:: RECORDS FOR THIS TASK
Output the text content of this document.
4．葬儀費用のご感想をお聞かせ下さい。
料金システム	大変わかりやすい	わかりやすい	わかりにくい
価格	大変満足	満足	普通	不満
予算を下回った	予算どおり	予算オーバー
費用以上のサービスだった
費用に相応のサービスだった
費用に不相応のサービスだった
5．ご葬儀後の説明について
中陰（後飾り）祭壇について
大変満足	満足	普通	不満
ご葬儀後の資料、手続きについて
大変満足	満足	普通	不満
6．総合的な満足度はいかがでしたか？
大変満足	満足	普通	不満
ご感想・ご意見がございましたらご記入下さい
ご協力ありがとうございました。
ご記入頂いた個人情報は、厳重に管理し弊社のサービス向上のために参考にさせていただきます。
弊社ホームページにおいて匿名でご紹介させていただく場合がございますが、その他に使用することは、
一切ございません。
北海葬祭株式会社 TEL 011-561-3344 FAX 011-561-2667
::::
**WHAT TO WORK ON**
Without leaving anything out, give the entries again exactly.

**RESULT BELOW**
Output the text content of this document.
4．葬儀費用のご感想をお聞かせ下さい。
料金システム	大変わかりやすい	わかりやすい	わかりにくい
価格	大変満足	満足	普通	不満
予算を下回った	予算どおり	予算オーバー
費用以上のサービスだった
費用に相応のサービスだった
費用に不相応のサービスだった
5．ご葬儀後の説明について
中陰（後飾り）祭壇について
大変満足	満足	普通	不満
ご葬儀後の資料、手続きについて
大変満足	満足	普通	不満
6．総合的な満足度はいかがでしたか？
大変満足	満足	普通	不満
ご感想・ご意見がございましたらご記入下さい
ご協力ありがとうございました。
ご記入頂いた個人情報は、厳重に管理し弊社のサービス向上のために参考にさせていただきます。
弊社ホームページにおいて匿名でご紹介させていただく場合がございますが、その他に使用することは、
一切ございません。
北海葬祭株式会社 TEL 011-561-3344 FAX 011-561-2667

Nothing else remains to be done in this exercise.